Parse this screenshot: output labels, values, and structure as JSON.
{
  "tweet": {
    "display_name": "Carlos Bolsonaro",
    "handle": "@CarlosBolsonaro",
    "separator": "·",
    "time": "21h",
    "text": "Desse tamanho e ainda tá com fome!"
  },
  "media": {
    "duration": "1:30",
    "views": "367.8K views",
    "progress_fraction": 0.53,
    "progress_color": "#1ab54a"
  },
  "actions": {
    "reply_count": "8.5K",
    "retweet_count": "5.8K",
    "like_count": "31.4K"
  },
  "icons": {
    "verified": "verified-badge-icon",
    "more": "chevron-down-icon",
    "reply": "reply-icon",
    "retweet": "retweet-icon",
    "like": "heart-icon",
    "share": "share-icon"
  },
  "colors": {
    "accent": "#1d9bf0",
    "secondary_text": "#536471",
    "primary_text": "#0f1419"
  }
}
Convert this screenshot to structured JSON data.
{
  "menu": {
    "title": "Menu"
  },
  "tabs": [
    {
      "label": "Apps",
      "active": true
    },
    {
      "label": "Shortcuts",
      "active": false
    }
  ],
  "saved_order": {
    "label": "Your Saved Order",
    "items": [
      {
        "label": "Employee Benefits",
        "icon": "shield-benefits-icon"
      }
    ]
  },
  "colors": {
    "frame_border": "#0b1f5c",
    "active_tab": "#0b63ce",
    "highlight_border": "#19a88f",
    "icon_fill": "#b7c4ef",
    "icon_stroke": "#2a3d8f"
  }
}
◇ ◇ ◇
In the records above, find the line containing "Convert this screenshot"; please retype it and every line after it through the last line, exactly and with nothing else.

Convert this screenshot to structured JSON data.
{
  "menu": {
    "title": "Menu"
  },
  "tabs": [
    {
      "label": "Apps",
      "active": true
    },
    {
      "label": "Shortcuts",
      "active": false
    }
  ],
  "saved_order": {
    "label": "Your Saved Order",
    "items": [
      {
        "label": "Employee Benefits",
        "icon": "shield-benefits-icon"
      }
    ]
  },
  "colors": {
    "frame_border": "#0b1f5c",
    "active_tab": "#0b63ce",
    "highlight_border": "#19a88f",
    "icon_fill": "#b7c4ef",
    "icon_stroke": "#2a3d8f"
  }
}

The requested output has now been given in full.